═══ RECORDS ═══

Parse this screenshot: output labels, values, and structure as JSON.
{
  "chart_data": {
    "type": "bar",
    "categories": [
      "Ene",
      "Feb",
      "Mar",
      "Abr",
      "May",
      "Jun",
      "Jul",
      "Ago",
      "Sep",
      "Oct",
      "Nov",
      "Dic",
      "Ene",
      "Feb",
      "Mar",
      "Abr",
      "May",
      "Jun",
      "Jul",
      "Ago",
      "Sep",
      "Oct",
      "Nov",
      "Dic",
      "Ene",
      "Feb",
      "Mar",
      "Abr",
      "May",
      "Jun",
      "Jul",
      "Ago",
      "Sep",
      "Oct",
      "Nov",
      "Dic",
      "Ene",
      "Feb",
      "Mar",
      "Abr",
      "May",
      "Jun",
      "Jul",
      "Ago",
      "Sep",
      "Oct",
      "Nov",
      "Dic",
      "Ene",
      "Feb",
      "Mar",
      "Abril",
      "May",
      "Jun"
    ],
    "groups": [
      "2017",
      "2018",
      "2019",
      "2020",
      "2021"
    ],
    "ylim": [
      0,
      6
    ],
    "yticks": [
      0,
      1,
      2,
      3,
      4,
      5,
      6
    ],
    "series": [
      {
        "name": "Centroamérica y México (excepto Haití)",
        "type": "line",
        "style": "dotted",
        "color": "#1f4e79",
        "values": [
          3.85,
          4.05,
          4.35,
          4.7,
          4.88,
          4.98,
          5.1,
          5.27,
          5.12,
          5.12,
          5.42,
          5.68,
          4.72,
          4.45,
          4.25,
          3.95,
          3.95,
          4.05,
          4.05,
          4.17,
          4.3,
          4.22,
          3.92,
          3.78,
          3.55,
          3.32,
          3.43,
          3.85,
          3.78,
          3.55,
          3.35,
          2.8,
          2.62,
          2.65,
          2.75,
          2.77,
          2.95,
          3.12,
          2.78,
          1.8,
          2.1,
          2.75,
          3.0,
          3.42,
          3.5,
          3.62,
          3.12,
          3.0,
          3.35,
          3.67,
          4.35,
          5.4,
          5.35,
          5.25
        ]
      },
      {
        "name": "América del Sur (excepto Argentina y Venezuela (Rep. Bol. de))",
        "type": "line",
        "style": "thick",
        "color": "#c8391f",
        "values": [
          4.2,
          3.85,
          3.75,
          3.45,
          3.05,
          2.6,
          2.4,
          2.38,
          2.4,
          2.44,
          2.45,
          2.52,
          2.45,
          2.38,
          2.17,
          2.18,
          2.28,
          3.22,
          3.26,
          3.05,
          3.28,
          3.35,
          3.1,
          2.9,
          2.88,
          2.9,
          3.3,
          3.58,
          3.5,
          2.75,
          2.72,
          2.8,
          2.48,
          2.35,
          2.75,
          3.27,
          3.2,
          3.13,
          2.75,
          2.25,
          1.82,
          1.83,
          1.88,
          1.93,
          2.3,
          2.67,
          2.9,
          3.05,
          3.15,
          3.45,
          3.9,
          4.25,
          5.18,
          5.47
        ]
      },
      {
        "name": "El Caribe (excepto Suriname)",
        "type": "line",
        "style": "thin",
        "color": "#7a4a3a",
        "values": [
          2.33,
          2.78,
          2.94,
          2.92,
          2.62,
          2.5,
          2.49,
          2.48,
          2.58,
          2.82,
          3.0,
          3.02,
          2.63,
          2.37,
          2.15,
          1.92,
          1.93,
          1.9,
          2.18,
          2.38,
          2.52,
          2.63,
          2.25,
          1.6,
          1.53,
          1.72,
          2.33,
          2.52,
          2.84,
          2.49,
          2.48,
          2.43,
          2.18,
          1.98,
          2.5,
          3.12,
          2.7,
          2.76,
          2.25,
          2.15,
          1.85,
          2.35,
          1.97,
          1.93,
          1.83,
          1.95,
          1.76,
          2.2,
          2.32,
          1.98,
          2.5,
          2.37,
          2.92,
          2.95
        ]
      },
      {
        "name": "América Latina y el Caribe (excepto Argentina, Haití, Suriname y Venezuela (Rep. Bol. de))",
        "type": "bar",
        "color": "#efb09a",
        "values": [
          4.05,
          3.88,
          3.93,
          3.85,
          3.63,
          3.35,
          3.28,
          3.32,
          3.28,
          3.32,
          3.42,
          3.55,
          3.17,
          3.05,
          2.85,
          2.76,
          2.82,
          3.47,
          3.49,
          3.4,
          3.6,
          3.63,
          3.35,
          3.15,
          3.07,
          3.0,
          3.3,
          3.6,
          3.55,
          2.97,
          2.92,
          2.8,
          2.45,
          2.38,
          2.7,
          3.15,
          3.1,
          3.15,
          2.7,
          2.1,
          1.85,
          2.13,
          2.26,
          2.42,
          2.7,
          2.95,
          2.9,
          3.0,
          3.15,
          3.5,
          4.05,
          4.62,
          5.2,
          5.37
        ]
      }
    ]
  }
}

═══

TASK TO CARRY OUT - Write out every line of the listing that holds the word "Venezuela".

SOLUTION FOR THIS TASK -
        "name": "América del Sur (excepto Argentina y Venezuela (Rep. Bol. de))",
        "name": "América Latina y el Caribe (excepto Argentina, Haití, Suriname y Venezuela (Rep. Bol. de))",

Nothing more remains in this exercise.